# Stated exercise
Reproduce the listing below word for word, with no pictures.

-------

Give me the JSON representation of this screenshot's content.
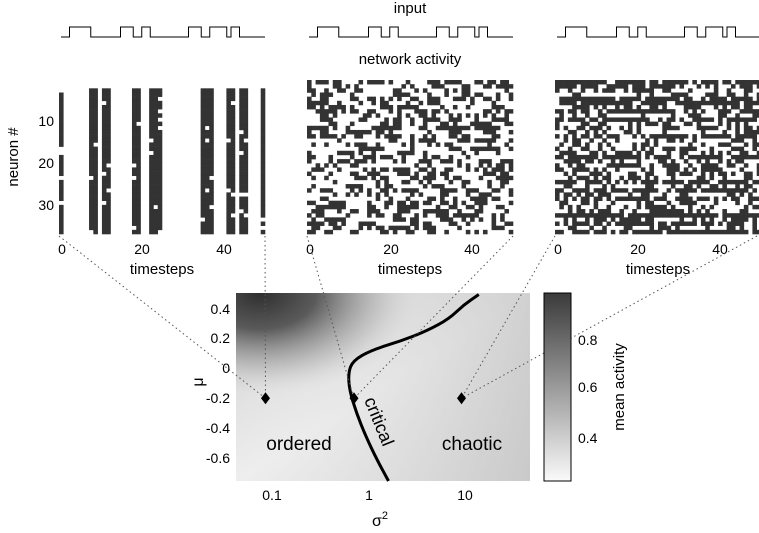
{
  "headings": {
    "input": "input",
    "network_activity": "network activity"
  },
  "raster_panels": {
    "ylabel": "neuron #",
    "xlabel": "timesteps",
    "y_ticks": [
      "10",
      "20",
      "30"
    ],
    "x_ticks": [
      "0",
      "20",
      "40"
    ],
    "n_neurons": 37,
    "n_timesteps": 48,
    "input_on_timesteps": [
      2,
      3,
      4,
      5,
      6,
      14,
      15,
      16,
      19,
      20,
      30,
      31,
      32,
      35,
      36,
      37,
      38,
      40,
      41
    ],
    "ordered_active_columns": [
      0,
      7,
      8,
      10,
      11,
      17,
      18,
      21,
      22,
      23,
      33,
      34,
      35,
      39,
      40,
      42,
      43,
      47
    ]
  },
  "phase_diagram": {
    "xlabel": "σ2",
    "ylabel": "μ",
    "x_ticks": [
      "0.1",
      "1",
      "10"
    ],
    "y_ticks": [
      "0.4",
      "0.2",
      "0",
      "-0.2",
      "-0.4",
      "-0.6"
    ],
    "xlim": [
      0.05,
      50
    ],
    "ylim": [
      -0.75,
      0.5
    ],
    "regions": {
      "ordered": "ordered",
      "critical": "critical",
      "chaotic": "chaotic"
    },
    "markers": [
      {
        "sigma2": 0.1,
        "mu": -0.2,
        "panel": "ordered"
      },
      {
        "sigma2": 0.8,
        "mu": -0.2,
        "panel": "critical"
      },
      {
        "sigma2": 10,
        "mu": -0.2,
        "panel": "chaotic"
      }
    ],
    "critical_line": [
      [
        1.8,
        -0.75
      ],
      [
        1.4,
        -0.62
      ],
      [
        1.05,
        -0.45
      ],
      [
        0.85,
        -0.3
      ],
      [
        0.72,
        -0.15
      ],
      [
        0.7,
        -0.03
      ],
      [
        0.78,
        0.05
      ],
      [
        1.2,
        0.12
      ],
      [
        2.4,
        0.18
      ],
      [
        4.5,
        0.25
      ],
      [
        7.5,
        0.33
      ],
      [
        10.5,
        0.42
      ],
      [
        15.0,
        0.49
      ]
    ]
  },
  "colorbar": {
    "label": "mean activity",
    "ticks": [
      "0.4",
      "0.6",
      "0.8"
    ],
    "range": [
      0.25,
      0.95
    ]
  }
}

-------

# The output
Give me the JSON representation of this screenshot's content.
{
  "headings": {
    "input": "input",
    "network_activity": "network activity"
  },
  "raster_panels": {
    "ylabel": "neuron #",
    "xlabel": "timesteps",
    "y_ticks": [
      "10",
      "20",
      "30"
    ],
    "x_ticks": [
      "0",
      "20",
      "40"
    ],
    "n_neurons": 37,
    "n_timesteps": 48,
    "input_on_timesteps": [
      2,
      3,
      4,
      5,
      6,
      14,
      15,
      16,
      19,
      20,
      30,
      31,
      32,
      35,
      36,
      37,
      38,
      40,
      41
    ],
    "ordered_active_columns": [
      0,
      7,
      8,
      10,
      11,
      17,
      18,
      21,
      22,
      23,
      33,
      34,
      35,
      39,
      40,
      42,
      43,
      47
    ]
  },
  "phase_diagram": {
    "xlabel": "σ2",
    "ylabel": "μ",
    "x_ticks": [
      "0.1",
      "1",
      "10"
    ],
    "y_ticks": [
      "0.4",
      "0.2",
      "0",
      "-0.2",
      "-0.4",
      "-0.6"
    ],
    "xlim": [
      0.05,
      50
    ],
    "ylim": [
      -0.75,
      0.5
    ],
    "regions": {
      "ordered": "ordered",
      "critical": "critical",
      "chaotic": "chaotic"
    },
    "markers": [
      {
        "sigma2": 0.1,
        "mu": -0.2,
        "panel": "ordered"
      },
      {
        "sigma2": 0.8,
        "mu": -0.2,
        "panel": "critical"
      },
      {
        "sigma2": 10,
        "mu": -0.2,
        "panel": "chaotic"
      }
    ],
    "critical_line": [
      [
        1.8,
        -0.75
      ],
      [
        1.4,
        -0.62
      ],
      [
        1.05,
        -0.45
      ],
      [
        0.85,
        -0.3
      ],
      [
        0.72,
        -0.15
      ],
      [
        0.7,
        -0.03
      ],
      [
        0.78,
        0.05
      ],
      [
        1.2,
        0.12
      ],
      [
        2.4,
        0.18
      ],
      [
        4.5,
        0.25
      ],
      [
        7.5,
        0.33
      ],
      [
        10.5,
        0.42
      ],
      [
        15.0,
        0.49
      ]
    ]
  },
  "colorbar": {
    "label": "mean activity",
    "ticks": [
      "0.4",
      "0.6",
      "0.8"
    ],
    "range": [
      0.25,
      0.95
    ]
  }
}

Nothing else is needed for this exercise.